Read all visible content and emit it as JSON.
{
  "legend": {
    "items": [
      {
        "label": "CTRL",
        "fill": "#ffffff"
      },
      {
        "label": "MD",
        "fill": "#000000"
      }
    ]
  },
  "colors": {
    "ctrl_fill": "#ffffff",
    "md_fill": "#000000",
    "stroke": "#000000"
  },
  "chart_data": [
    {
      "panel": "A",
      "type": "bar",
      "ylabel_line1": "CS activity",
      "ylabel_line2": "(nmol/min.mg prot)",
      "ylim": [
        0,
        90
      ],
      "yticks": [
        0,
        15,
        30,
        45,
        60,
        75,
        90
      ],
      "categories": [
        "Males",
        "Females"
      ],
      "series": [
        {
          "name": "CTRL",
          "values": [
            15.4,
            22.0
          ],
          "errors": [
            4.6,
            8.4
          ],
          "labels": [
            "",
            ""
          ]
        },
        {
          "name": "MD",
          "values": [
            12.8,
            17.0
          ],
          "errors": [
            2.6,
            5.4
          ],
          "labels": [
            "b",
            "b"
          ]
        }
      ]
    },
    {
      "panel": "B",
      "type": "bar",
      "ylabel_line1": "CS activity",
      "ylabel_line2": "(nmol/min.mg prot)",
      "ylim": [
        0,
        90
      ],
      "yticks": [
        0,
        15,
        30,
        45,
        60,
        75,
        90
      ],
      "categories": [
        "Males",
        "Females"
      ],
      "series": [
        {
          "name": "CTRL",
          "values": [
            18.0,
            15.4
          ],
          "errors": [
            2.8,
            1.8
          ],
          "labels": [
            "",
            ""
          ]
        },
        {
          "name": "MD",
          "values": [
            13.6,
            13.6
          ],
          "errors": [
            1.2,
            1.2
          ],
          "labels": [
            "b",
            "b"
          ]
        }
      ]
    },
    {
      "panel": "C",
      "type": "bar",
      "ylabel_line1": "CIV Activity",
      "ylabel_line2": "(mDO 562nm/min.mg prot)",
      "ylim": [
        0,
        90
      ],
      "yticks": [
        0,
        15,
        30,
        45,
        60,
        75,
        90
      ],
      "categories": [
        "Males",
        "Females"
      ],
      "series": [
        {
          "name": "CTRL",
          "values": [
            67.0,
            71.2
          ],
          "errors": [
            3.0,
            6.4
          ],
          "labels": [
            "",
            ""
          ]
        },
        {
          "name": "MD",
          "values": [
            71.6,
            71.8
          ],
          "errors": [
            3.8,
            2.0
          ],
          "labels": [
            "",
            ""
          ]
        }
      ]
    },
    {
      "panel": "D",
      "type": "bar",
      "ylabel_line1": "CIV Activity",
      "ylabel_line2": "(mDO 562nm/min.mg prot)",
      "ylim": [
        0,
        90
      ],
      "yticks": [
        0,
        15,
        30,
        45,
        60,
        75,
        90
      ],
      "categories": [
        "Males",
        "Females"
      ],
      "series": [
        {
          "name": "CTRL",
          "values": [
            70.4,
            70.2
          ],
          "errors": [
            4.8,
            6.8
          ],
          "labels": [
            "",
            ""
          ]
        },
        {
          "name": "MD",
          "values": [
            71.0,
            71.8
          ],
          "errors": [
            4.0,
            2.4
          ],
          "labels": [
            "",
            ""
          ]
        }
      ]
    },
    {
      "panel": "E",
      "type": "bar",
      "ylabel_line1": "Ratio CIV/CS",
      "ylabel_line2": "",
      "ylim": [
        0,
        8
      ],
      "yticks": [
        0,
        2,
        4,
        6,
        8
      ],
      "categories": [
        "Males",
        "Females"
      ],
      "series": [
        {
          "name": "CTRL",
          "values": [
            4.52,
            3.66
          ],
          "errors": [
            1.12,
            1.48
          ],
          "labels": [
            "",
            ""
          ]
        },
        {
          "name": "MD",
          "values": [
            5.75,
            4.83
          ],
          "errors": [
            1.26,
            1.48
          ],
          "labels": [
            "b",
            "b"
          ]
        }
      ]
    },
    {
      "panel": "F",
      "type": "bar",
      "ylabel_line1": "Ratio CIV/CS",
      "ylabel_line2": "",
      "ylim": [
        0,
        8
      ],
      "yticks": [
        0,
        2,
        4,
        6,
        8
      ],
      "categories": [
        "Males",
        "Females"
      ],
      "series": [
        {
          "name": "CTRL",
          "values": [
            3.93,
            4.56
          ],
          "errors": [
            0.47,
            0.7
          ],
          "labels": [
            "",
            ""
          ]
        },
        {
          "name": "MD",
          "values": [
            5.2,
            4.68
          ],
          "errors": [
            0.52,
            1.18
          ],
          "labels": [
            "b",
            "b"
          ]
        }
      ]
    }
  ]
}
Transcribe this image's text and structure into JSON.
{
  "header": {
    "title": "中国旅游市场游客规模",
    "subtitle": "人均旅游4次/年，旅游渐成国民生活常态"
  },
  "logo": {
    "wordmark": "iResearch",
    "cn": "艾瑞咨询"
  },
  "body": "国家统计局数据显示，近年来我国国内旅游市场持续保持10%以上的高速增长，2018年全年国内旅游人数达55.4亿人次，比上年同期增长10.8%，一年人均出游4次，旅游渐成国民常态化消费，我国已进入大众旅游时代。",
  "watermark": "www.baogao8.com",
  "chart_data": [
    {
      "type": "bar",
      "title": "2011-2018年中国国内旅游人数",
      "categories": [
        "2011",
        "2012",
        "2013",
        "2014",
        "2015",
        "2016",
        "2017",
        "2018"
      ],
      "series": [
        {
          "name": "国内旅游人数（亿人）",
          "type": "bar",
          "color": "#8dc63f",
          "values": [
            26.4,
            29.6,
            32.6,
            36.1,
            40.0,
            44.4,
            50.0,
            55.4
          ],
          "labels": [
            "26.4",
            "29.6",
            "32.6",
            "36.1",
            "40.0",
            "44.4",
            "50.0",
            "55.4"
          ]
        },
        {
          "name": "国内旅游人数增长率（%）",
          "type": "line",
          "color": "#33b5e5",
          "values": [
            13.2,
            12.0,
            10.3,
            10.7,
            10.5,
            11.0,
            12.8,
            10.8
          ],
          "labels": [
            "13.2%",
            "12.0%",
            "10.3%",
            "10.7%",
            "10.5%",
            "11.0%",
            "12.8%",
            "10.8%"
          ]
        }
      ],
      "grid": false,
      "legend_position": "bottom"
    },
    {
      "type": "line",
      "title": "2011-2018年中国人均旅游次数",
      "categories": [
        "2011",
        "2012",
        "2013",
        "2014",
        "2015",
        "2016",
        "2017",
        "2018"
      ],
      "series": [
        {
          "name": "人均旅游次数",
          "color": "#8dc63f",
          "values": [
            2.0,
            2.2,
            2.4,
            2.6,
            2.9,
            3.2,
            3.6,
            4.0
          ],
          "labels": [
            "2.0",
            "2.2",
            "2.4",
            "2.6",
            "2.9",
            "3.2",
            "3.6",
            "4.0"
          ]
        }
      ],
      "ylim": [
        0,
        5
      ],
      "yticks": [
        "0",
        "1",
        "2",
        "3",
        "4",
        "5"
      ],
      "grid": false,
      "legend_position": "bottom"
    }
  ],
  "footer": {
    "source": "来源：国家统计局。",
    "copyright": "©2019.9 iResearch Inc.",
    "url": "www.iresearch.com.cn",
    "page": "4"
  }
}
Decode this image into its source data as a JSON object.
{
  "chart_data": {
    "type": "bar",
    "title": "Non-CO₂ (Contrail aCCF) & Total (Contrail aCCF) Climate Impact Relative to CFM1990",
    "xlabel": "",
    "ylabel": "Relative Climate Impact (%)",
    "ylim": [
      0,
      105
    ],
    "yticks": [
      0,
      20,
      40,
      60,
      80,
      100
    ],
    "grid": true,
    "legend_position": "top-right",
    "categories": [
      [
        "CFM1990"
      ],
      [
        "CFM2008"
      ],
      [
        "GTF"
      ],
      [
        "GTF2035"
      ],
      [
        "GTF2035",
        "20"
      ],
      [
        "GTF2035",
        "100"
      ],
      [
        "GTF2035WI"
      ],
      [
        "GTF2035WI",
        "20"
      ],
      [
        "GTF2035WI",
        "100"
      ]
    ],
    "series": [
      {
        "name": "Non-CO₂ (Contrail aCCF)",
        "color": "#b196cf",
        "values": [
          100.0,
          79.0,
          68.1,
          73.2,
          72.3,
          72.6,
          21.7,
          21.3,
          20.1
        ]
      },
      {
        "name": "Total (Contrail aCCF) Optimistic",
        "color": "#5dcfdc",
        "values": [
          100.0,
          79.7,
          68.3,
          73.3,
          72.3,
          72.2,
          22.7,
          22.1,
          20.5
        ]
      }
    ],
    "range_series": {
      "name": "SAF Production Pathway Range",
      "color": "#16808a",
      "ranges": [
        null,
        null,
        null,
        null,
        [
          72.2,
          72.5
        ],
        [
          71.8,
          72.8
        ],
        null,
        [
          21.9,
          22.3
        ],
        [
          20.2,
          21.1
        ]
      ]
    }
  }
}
■ ■ ■ ■ ■ ■ ■
WRITTEN TASK => Go through the material and copy out every line with "Relative" in it.

REPLY =>
    "title": "Non-CO₂ (Contrail aCCF) & Total (Contrail aCCF) Climate Impact Relative to CFM1990",
    "ylabel": "Relative Climate Impact (%)",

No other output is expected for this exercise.